What this task involves -> Count only the lines of the records that hold "forged", then give the number without any other words.

Extracted entries ->
====

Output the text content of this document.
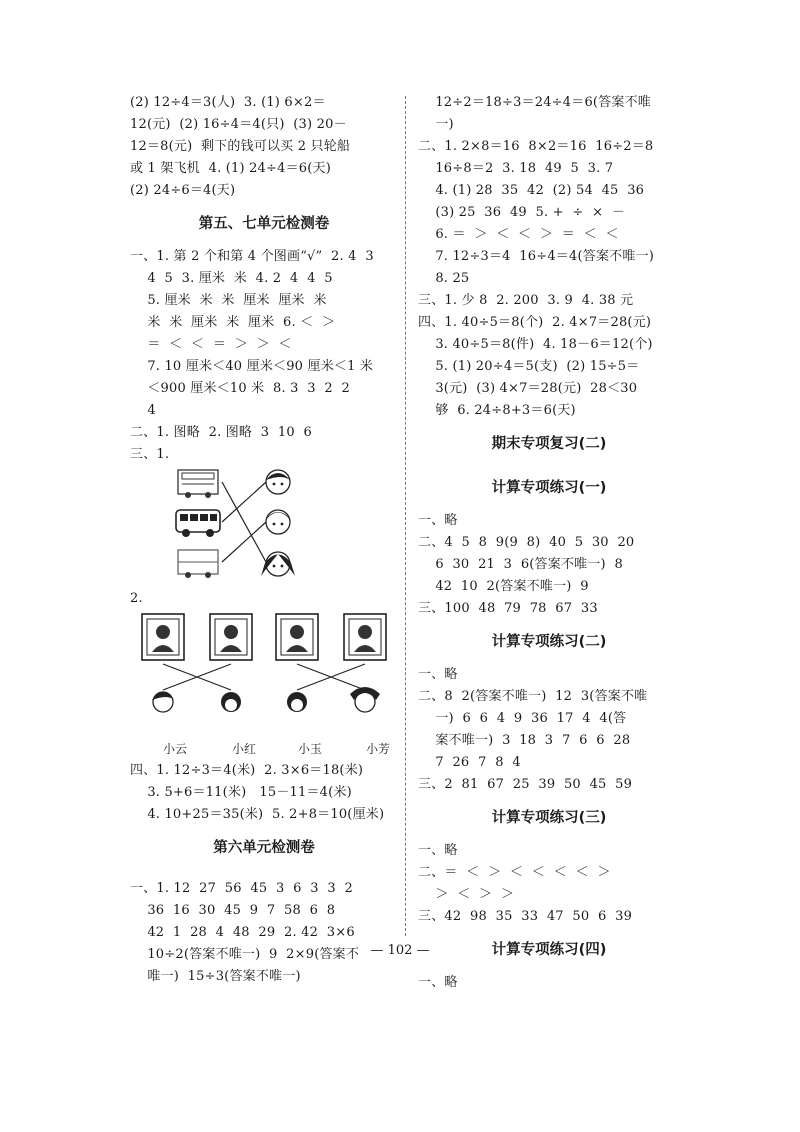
(2) 12÷4＝3(人)  3. (1) 6×2＝
12(元)  (2) 16÷4＝4(只)  (3) 20－
12＝8(元)  剩下的钱可以买 2 只轮船
或 1 架飞机  4. (1) 24÷4＝6(天)
(2) 24÷6＝4(天)
第五、七单元检测卷
一、1. 第 2 个和第 4 个图画“√”  2. 4  3
4  5  3. 厘米  米  4. 2  4  4  5
5. 厘米  米  米  厘米  厘米  米
米  米  厘米  米  厘米  6. ＜  ＞
＝  ＜  ＜  ＝  ＞  ＞  ＜
7. 10 厘米＜40 厘米＜90 厘米＜1 米
＜900 厘米＜10 米  8. 3  3  2  2
4
二、1. 图略  2. 图略  3  10  6
三、1.
2.
小云	小红	小玉	小芳
四、1. 12÷3＝4(米)  2. 3×6＝18(米)
3. 5+6＝11(米)   15－11＝4(米)
4. 10+25＝35(米)  5. 2+8＝10(厘米)
第六单元检测卷
一、1. 12  27  56  45  3  6  3  3  2
36  16  30  45  9  7  58  6  8
42  1  28  4  48  29  2. 42  3×6
10÷2(答案不唯一)  9  2×9(答案不
唯一)  15÷3(答案不唯一)
12÷2＝18÷3＝24÷4＝6(答案不唯
一)
二、1. 2×8＝16  8×2＝16  16÷2＝8
16÷8＝2  3. 18  49  5  3. 7
4. (1) 28  35  42  (2) 54  45  36
(3) 25  36  49  5. +  ÷  ×  －
6. ＝  ＞  ＜  ＜  ＞  ＝  ＜  ＜
7. 12÷3＝4  16÷4＝4(答案不唯一)
8. 25
三、1. 少 8  2. 200  3. 9  4. 38 元
四、1. 40÷5＝8(个)  2. 4×7＝28(元)
3. 40÷5＝8(件)  4. 18－6＝12(个)
5. (1) 20÷4＝5(支)  (2) 15÷5＝
3(元)  (3) 4×7＝28(元)  28＜30
够  6. 24÷8+3＝6(天)
期末专项复习(二)
计算专项练习(一)
一、略
二、4  5  8  9(9  8)  40  5  30  20
6  30  21  3  6(答案不唯一)  8
42  10  2(答案不唯一)  9
三、100  48  79  78  67  33
计算专项练习(二)
一、略
二、8  2(答案不唯一)  12  3(答案不唯
一)  6  6  4  9  36  17  4  4(答
案不唯一)  3  18  3  7  6  6  28
7  26  7  8  4
三、2  81  67  25  39  50  45  59
计算专项练习(三)
一、略
二、＝  ＜  ＞  ＜  ＜  ＜  ＜  ＞
＞  ＜  ＞  ＞
三、42  98  35  33  47  50  6  39
计算专项练习(四)
一、略
— 102 —
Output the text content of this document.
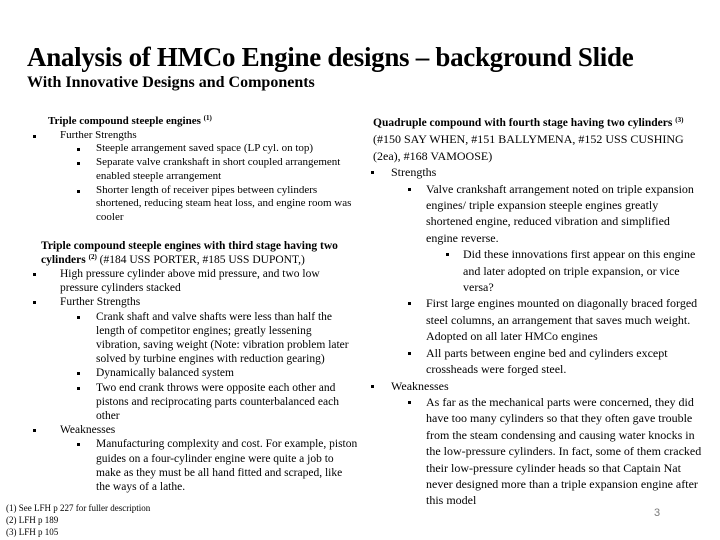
Analysis of HMCo Engine designs – background Slide
With Innovative Designs and Components
Triple compound steeple engines $^{(1)}$
Further Strengths
Steeple arrangement saved space (LP cyl. on top)
Separate valve crankshaft in short coupled arrangement enabled steeple arrangement
Shorter length of receiver pipes between cylinders shortened, reducing steam heat loss, and engine room was cooler
Triple compound steeple engines with third stage having two cylinders $^{(2)}$ (#184 USS PORTER, #185 USS DUPONT,)
High pressure cylinder above mid pressure, and two low pressure cylinders stacked
Further Strengths
Crank shaft and valve shafts were less than half the length of competitor engines; greatly lessening vibration, saving weight (Note: vibration problem later solved by turbine engines with reduction gearing)
Dynamically balanced system
Two end crank throws were opposite each other and pistons and reciprocating parts counterbalanced each other
Weaknesses
Manufacturing complexity and cost. For example, piston guides on a four-cylinder engine were quite a job to make as they must be all hand fitted and scraped, like the ways of a lathe.
Quadruple compound with fourth stage having two cylinders $^{(3)}$
(#150 SAY WHEN, #151 BALLYMENA, #152 USS CUSHING (2ea), #168 VAMOOSE)
Strengths
Valve crankshaft arrangement noted on triple expansion engines/ triple expansion steeple engines greatly shortened engine, reduced vibration and simplified engine reverse.
Did these innovations first appear on this engine and later adopted on triple expansion, or vice versa?
First large engines mounted on diagonally braced forged steel columns, an arrangement that saves much weight. Adopted on all later HMCo engines
All parts between engine bed and cylinders except crossheads were forged steel.
Weaknesses
As far as the mechanical parts were concerned, they did have too many cylinders so that they often gave trouble from the steam condensing and causing water knocks in the low-pressure cylinders. In fact, some of them cracked their low-pressure cylinder heads so that Captain Nat never designed more than a triple expansion engine after this model
(1) See LFH p 227 for fuller description
(2) LFH p 189
(3) LFH p 105
3
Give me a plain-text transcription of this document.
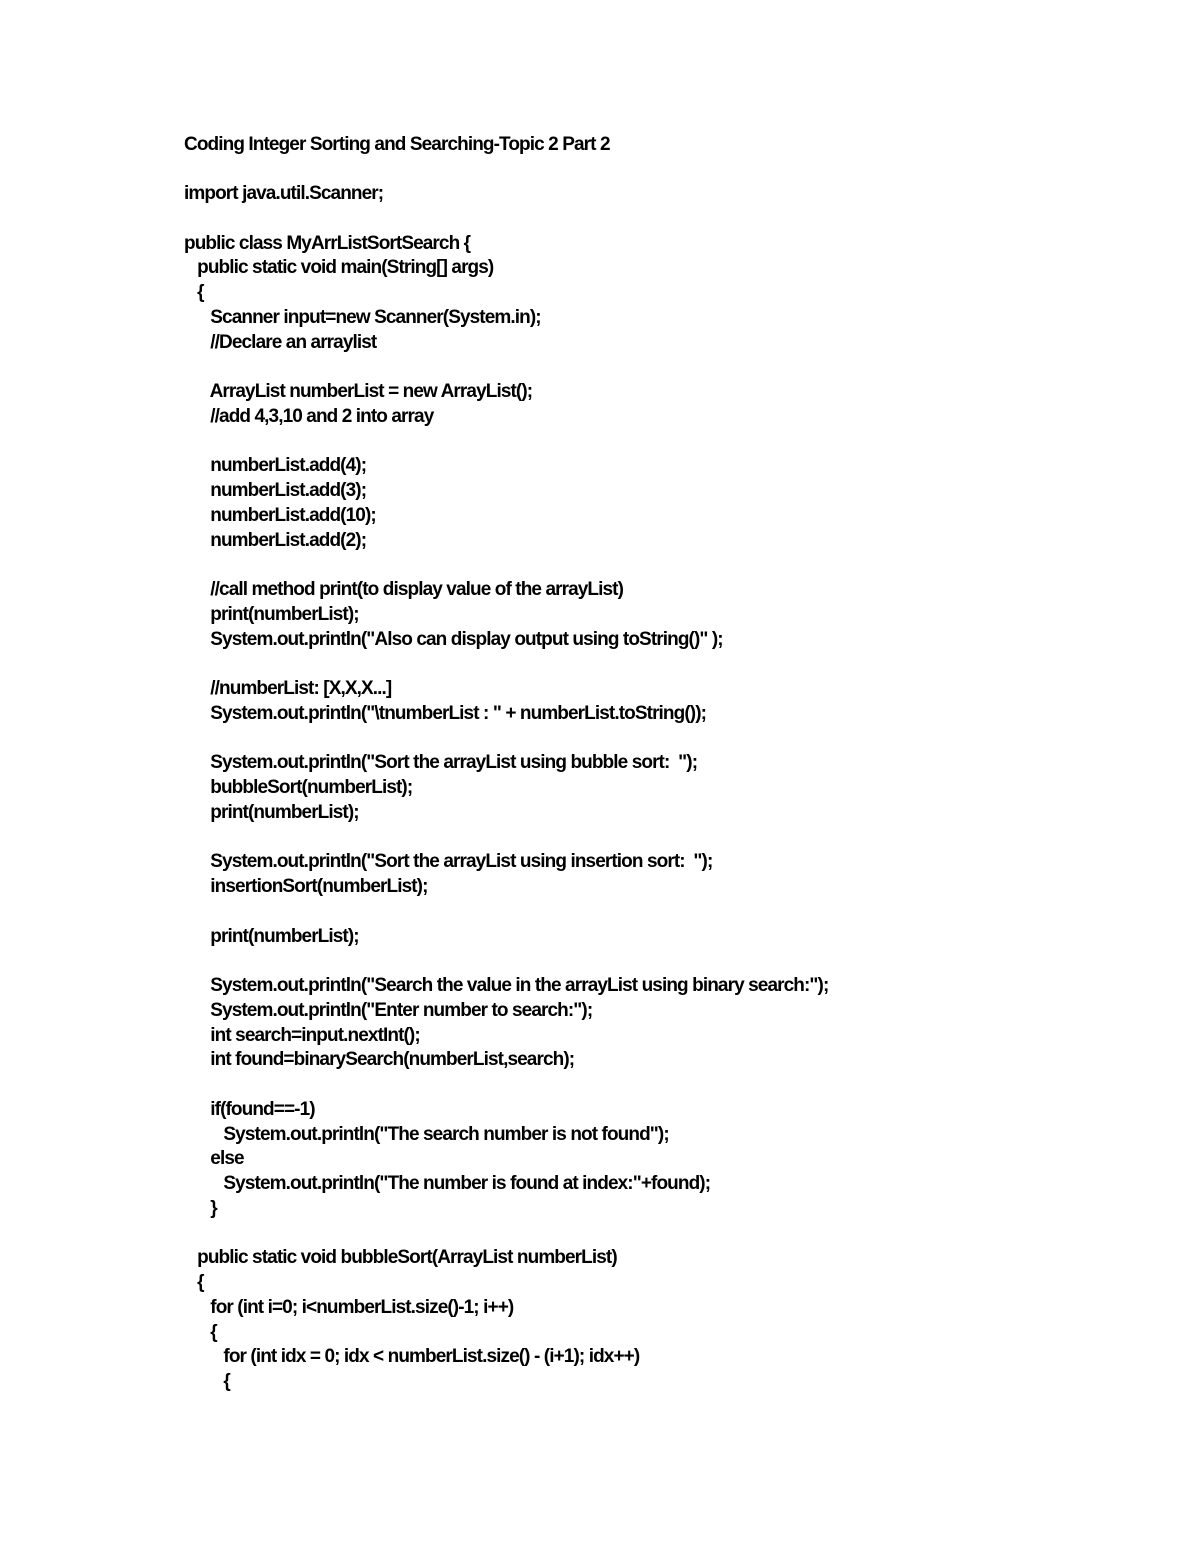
Coding Integer Sorting and Searching-Topic 2 Part 2
import java.util.Scanner;
public class MyArrListSortSearch {
public static void main(String[] args)
{
Scanner input=new Scanner(System.in);
//Declare an arraylist
ArrayList numberList = new ArrayList();
//add 4,3,10 and 2 into array
numberList.add(4);
numberList.add(3);
numberList.add(10);
numberList.add(2);
//call method print(to display value of the arrayList)
print(numberList);
System.out.println("Also can display output using toString()" );
//numberList: [X,X,X...]
System.out.println("\tnumberList : " + numberList.toString());
System.out.println("Sort the arrayList using bubble sort:  ");
bubbleSort(numberList);
print(numberList);
System.out.println("Sort the arrayList using insertion sort:  ");
insertionSort(numberList);
print(numberList);
System.out.println("Search the value in the arrayList using binary search:");
System.out.println("Enter number to search:");
int search=input.nextInt();
int found=binarySearch(numberList,search);
if(found==-1)
System.out.println("The search number is not found");
else
System.out.println("The number is found at index:"+found);
}
public static void bubbleSort(ArrayList numberList)
{
for (int i=0; i<numberList.size()-1; i++)
{
for (int idx = 0; idx < numberList.size() - (i+1); idx++)
{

====

The reply -> 2